### DATA SUPPLIED
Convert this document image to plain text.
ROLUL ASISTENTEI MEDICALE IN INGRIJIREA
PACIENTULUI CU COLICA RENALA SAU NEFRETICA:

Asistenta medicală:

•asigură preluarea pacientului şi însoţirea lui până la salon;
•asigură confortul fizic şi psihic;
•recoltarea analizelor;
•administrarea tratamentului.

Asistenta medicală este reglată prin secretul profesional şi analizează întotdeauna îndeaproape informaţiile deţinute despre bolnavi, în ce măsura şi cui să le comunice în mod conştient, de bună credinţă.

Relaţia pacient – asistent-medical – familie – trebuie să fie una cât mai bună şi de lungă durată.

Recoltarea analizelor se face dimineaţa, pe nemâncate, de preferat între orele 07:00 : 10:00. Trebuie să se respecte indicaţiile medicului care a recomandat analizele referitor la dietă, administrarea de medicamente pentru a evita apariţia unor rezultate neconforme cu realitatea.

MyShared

### WHAT THE TASK REQUIRES
Make an exact copy of the material above.

### OUTPUT FOR THIS EXERCISE
Convert this document image to plain text.
ROLUL ASISTENTEI MEDICALE IN INGRIJIREA
PACIENTULUI CU COLICA RENALA SAU NEFRETICA:

Asistenta medicală:

•asigură preluarea pacientului şi însoţirea lui până la salon;
•asigură confortul fizic şi psihic;
•recoltarea analizelor;
•administrarea tratamentului.

Asistenta medicală este reglată prin secretul profesional şi analizează întotdeauna îndeaproape informaţiile deţinute despre bolnavi, în ce măsura şi cui să le comunice în mod conştient, de bună credinţă.

Relaţia pacient – asistent-medical – familie – trebuie să fie una cât mai bună şi de lungă durată.

Recoltarea analizelor se face dimineaţa, pe nemâncate, de preferat între orele 07:00 : 10:00. Trebuie să se respecte indicaţiile medicului care a recomandat analizele referitor la dietă, administrarea de medicamente pentru a evita apariţia unor rezultate neconforme cu realitatea.

MyShared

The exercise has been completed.